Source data
'''
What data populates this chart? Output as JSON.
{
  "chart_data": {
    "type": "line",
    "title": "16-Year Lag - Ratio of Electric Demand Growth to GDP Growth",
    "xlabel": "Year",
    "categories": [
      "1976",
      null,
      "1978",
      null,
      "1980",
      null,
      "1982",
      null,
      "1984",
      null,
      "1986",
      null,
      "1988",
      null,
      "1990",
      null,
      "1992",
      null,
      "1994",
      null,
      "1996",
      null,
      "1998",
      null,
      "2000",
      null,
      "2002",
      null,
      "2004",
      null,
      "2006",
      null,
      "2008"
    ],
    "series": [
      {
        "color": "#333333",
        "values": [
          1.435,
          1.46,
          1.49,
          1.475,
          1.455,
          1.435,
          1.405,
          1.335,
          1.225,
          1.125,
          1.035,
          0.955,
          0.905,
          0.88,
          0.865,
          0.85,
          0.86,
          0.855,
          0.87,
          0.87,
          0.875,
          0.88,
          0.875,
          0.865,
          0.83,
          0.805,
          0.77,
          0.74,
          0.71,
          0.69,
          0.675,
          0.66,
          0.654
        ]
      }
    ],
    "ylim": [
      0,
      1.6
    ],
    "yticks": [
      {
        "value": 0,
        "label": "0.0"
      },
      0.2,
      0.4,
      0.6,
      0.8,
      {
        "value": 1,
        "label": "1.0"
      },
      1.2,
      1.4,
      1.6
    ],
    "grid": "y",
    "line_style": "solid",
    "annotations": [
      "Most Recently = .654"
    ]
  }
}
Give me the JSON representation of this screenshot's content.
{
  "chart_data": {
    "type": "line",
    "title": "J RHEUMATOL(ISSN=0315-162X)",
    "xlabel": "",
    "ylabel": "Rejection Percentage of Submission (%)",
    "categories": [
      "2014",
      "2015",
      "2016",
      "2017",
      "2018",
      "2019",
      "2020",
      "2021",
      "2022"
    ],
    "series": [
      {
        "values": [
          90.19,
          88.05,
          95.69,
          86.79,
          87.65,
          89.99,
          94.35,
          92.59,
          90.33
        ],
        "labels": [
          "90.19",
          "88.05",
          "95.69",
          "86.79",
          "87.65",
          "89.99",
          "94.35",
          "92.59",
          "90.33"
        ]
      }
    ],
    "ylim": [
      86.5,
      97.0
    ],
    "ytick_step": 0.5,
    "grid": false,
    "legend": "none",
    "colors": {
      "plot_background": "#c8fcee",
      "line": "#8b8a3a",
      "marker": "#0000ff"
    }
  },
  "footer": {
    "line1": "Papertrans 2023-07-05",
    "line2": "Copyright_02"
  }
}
'''
Go back to the data above and please quote exactly, and only, the lines from the line with "Give me the" through its last line.

Give me the JSON representation of this screenshot's content.
{
  "chart_data": {
    "type": "line",
    "title": "J RHEUMATOL(ISSN=0315-162X)",
    "xlabel": "",
    "ylabel": "Rejection Percentage of Submission (%)",
    "categories": [
      "2014",
      "2015",
      "2016",
      "2017",
      "2018",
      "2019",
      "2020",
      "2021",
      "2022"
    ],
    "series": [
      {
        "values": [
          90.19,
          88.05,
          95.69,
          86.79,
          87.65,
          89.99,
          94.35,
          92.59,
          90.33
        ],
        "labels": [
          "90.19",
          "88.05",
          "95.69",
          "86.79",
          "87.65",
          "89.99",
          "94.35",
          "92.59",
          "90.33"
        ]
      }
    ],
    "ylim": [
      86.5,
      97.0
    ],
    "ytick_step": 0.5,
    "grid": false,
    "legend": "none",
    "colors": {
      "plot_background": "#c8fcee",
      "line": "#8b8a3a",
      "marker": "#0000ff"
    }
  },
  "footer": {
    "line1": "Papertrans 2023-07-05",
    "line2": "Copyright_02"
  }
}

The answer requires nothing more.